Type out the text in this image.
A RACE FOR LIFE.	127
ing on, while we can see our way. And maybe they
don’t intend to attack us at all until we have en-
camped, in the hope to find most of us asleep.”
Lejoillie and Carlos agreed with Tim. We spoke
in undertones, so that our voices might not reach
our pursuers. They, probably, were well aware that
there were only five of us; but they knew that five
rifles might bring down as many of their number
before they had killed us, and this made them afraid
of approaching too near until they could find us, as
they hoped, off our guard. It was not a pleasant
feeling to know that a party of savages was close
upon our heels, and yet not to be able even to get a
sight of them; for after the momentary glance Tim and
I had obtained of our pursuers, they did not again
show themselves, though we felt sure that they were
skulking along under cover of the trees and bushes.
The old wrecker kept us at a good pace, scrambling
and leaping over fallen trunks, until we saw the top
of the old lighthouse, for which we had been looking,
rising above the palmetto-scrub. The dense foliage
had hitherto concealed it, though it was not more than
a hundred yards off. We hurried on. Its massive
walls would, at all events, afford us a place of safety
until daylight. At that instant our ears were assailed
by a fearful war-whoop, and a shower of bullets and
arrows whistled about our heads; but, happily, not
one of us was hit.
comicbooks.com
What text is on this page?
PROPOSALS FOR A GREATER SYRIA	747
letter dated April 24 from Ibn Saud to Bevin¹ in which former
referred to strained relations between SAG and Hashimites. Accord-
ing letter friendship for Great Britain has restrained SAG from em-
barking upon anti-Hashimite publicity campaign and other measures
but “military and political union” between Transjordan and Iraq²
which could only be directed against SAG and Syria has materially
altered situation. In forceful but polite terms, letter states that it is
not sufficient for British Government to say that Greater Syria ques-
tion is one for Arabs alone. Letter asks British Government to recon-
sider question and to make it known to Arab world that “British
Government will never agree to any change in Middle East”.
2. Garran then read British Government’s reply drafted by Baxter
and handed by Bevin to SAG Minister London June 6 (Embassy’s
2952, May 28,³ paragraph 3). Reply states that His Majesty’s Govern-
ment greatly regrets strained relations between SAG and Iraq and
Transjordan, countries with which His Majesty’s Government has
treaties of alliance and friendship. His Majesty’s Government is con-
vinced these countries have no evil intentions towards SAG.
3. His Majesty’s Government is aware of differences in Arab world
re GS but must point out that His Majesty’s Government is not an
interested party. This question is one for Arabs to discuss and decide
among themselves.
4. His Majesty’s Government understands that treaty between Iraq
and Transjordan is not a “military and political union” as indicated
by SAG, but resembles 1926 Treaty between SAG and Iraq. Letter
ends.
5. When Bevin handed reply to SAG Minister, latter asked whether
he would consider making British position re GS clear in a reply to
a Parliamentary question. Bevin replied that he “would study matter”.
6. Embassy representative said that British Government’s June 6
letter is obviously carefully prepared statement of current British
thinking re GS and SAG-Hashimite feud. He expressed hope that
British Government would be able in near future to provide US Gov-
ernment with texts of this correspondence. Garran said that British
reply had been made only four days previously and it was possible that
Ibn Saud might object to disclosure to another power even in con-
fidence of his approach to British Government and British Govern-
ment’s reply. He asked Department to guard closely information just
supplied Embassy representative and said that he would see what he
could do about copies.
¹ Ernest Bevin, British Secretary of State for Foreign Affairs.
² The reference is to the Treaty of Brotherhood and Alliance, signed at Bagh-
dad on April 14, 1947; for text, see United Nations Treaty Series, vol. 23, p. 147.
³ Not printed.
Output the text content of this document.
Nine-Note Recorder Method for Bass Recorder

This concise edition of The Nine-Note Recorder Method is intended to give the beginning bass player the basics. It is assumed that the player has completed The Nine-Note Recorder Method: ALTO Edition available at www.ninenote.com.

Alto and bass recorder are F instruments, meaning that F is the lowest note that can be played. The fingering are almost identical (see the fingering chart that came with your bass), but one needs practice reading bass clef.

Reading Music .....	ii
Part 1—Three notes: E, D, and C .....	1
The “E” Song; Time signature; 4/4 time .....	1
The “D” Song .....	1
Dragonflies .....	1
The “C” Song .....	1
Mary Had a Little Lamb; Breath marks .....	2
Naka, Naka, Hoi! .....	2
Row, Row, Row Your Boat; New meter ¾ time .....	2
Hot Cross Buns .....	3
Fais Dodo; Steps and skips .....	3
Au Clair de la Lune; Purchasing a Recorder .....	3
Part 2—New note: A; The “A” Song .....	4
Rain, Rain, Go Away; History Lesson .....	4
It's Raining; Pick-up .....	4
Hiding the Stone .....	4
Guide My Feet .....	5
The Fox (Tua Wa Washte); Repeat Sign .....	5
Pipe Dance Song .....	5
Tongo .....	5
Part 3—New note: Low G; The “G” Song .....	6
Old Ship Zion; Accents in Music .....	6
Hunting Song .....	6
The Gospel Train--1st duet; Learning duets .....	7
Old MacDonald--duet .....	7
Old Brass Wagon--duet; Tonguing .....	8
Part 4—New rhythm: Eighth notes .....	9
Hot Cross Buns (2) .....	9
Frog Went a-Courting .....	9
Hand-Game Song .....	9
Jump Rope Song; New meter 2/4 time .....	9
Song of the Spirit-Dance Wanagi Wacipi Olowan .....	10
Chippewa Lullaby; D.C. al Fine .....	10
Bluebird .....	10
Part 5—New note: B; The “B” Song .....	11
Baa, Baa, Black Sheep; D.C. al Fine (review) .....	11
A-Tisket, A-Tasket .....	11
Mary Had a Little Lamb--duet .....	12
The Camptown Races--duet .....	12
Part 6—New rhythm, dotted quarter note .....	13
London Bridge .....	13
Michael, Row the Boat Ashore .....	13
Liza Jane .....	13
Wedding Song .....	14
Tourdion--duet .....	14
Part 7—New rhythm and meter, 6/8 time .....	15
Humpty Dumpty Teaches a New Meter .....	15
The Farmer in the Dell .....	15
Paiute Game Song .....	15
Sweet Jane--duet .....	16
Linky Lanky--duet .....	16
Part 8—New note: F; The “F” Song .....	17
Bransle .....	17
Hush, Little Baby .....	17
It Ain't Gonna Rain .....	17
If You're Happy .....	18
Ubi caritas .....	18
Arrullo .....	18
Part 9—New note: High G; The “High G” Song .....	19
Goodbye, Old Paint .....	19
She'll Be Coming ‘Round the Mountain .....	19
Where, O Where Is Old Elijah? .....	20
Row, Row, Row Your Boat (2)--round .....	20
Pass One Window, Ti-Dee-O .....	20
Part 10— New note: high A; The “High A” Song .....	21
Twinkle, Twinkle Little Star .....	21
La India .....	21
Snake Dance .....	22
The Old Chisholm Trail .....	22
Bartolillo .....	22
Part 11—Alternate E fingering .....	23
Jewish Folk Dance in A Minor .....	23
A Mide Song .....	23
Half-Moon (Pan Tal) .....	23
********************
■ SET TASK ■
The records above should be repeated in full, exactly as given.

■ RESULT ■
Type out the text in this image.
A RACE FOR LIFE.	127
ing on, while we can see our way. And maybe they
don’t intend to attack us at all until we have en-
camped, in the hope to find most of us asleep.”
Lejoillie and Carlos agreed with Tim. We spoke
in undertones, so that our voices might not reach
our pursuers. They, probably, were well aware that
there were only five of us; but they knew that five
rifles might bring down as many of their number
before they had killed us, and this made them afraid
of approaching too near until they could find us, as
they hoped, off our guard. It was not a pleasant
feeling to know that a party of savages was close
upon our heels, and yet not to be able even to get a
sight of them; for after the momentary glance Tim and
I had obtained of our pursuers, they did not again
show themselves, though we felt sure that they were
skulking along under cover of the trees and bushes.
The old wrecker kept us at a good pace, scrambling
and leaping over fallen trunks, until we saw the top
of the old lighthouse, for which we had been looking,
rising above the palmetto-scrub. The dense foliage
had hitherto concealed it, though it was not more than
a hundred yards off. We hurried on. Its massive
walls would, at all events, afford us a place of safety
until daylight. At that instant our ears were assailed
by a fearful war-whoop, and a shower of bullets and
arrows whistled about our heads; but, happily, not
one of us was hit.
comicbooks.com
What text is on this page?
PROPOSALS FOR A GREATER SYRIA	747
letter dated April 24 from Ibn Saud to Bevin¹ in which former
referred to strained relations between SAG and Hashimites. Accord-
ing letter friendship for Great Britain has restrained SAG from em-
barking upon anti-Hashimite publicity campaign and other measures
but “military and political union” between Transjordan and Iraq²
which could only be directed against SAG and Syria has materially
altered situation. In forceful but polite terms, letter states that it is
not sufficient for British Government to say that Greater Syria ques-
tion is one for Arabs alone. Letter asks British Government to recon-
sider question and to make it known to Arab world that “British
Government will never agree to any change in Middle East”.
2. Garran then read British Government’s reply drafted by Baxter
and handed by Bevin to SAG Minister London June 6 (Embassy’s
2952, May 28,³ paragraph 3). Reply states that His Majesty’s Govern-
ment greatly regrets strained relations between SAG and Iraq and
Transjordan, countries with which His Majesty’s Government has
treaties of alliance and friendship. His Majesty’s Government is con-
vinced these countries have no evil intentions towards SAG.
3. His Majesty’s Government is aware of differences in Arab world
re GS but must point out that His Majesty’s Government is not an
interested party. This question is one for Arabs to discuss and decide
among themselves.
4. His Majesty’s Government understands that treaty between Iraq
and Transjordan is not a “military and political union” as indicated
by SAG, but resembles 1926 Treaty between SAG and Iraq. Letter
ends.
5. When Bevin handed reply to SAG Minister, latter asked whether
he would consider making British position re GS clear in a reply to
a Parliamentary question. Bevin replied that he “would study matter”.
6. Embassy representative said that British Government’s June 6
letter is obviously carefully prepared statement of current British
thinking re GS and SAG-Hashimite feud. He expressed hope that
British Government would be able in near future to provide US Gov-
ernment with texts of this correspondence. Garran said that British
reply had been made only four days previously and it was possible that
Ibn Saud might object to disclosure to another power even in con-
fidence of his approach to British Government and British Govern-
ment’s reply. He asked Department to guard closely information just
supplied Embassy representative and said that he would see what he
could do about copies.
¹ Ernest Bevin, British Secretary of State for Foreign Affairs.
² The reference is to the Treaty of Brotherhood and Alliance, signed at Bagh-
dad on April 14, 1947; for text, see United Nations Treaty Series, vol. 23, p. 147.
³ Not printed.
Output the text content of this document.
Nine-Note Recorder Method for Bass Recorder

This concise edition of The Nine-Note Recorder Method is intended to give the beginning bass player the basics. It is assumed that the player has completed The Nine-Note Recorder Method: ALTO Edition available at www.ninenote.com.

Alto and bass recorder are F instruments, meaning that F is the lowest note that can be played. The fingering are almost identical (see the fingering chart that came with your bass), but one needs practice reading bass clef.

Reading Music .....	ii
Part 1—Three notes: E, D, and C .....	1
The “E” Song; Time signature; 4/4 time .....	1
The “D” Song .....	1
Dragonflies .....	1
The “C” Song .....	1
Mary Had a Little Lamb; Breath marks .....	2
Naka, Naka, Hoi! .....	2
Row, Row, Row Your Boat; New meter ¾ time .....	2
Hot Cross Buns .....	3
Fais Dodo; Steps and skips .....	3
Au Clair de la Lune; Purchasing a Recorder .....	3
Part 2—New note: A; The “A” Song .....	4
Rain, Rain, Go Away; History Lesson .....	4
It's Raining; Pick-up .....	4
Hiding the Stone .....	4
Guide My Feet .....	5
The Fox (Tua Wa Washte); Repeat Sign .....	5
Pipe Dance Song .....	5
Tongo .....	5
Part 3—New note: Low G; The “G” Song .....	6
Old Ship Zion; Accents in Music .....	6
Hunting Song .....	6
The Gospel Train--1st duet; Learning duets .....	7
Old MacDonald--duet .....	7
Old Brass Wagon--duet; Tonguing .....	8
Part 4—New rhythm: Eighth notes .....	9
Hot Cross Buns (2) .....	9
Frog Went a-Courting .....	9
Hand-Game Song .....	9
Jump Rope Song; New meter 2/4 time .....	9
Song of the Spirit-Dance Wanagi Wacipi Olowan .....	10
Chippewa Lullaby; D.C. al Fine .....	10
Bluebird .....	10
Part 5—New note: B; The “B” Song .....	11
Baa, Baa, Black Sheep; D.C. al Fine (review) .....	11
A-Tisket, A-Tasket .....	11
Mary Had a Little Lamb--duet .....	12
The Camptown Races--duet .....	12
Part 6—New rhythm, dotted quarter note .....	13
London Bridge .....	13
Michael, Row the Boat Ashore .....	13
Liza Jane .....	13
Wedding Song .....	14
Tourdion--duet .....	14
Part 7—New rhythm and meter, 6/8 time .....	15
Humpty Dumpty Teaches a New Meter .....	15
The Farmer in the Dell .....	15
Paiute Game Song .....	15
Sweet Jane--duet .....	16
Linky Lanky--duet .....	16
Part 8—New note: F; The “F” Song .....	17
Bransle .....	17
Hush, Little Baby .....	17
It Ain't Gonna Rain .....	17
If You're Happy .....	18
Ubi caritas .....	18
Arrullo .....	18
Part 9—New note: High G; The “High G” Song .....	19
Goodbye, Old Paint .....	19
She'll Be Coming ‘Round the Mountain .....	19
Where, O Where Is Old Elijah? .....	20
Row, Row, Row Your Boat (2)--round .....	20
Pass One Window, Ti-Dee-O .....	20
Part 10— New note: high A; The “High A” Song .....	21
Twinkle, Twinkle Little Star .....	21
La India .....	21
Snake Dance .....	22
The Old Chisholm Trail .....	22
Bartolillo .....	22
Part 11—Alternate E fingering .....	23
Jewish Folk Dance in A Minor .....	23
A Mide Song .....	23
Half-Moon (Pan Tal) .....	23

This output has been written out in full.